■ Data shown:
-- START --
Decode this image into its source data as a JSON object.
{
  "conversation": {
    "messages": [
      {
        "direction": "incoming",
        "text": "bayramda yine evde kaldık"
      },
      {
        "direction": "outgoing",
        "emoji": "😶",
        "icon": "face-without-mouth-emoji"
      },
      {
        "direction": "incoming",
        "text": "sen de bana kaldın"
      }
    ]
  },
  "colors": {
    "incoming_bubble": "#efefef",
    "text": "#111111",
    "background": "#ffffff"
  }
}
-- END --
■ Written exercise: Each line of the listing above should be output exactly.

■ Output below:
Decode this image into its source data as a JSON object.
{
  "conversation": {
    "messages": [
      {
        "direction": "incoming",
        "text": "bayramda yine evde kaldık"
      },
      {
        "direction": "outgoing",
        "emoji": "😶",
        "icon": "face-without-mouth-emoji"
      },
      {
        "direction": "incoming",
        "text": "sen de bana kaldın"
      }
    ]
  },
  "colors": {
    "incoming_bubble": "#efefef",
    "text": "#111111",
    "background": "#ffffff"
  }
}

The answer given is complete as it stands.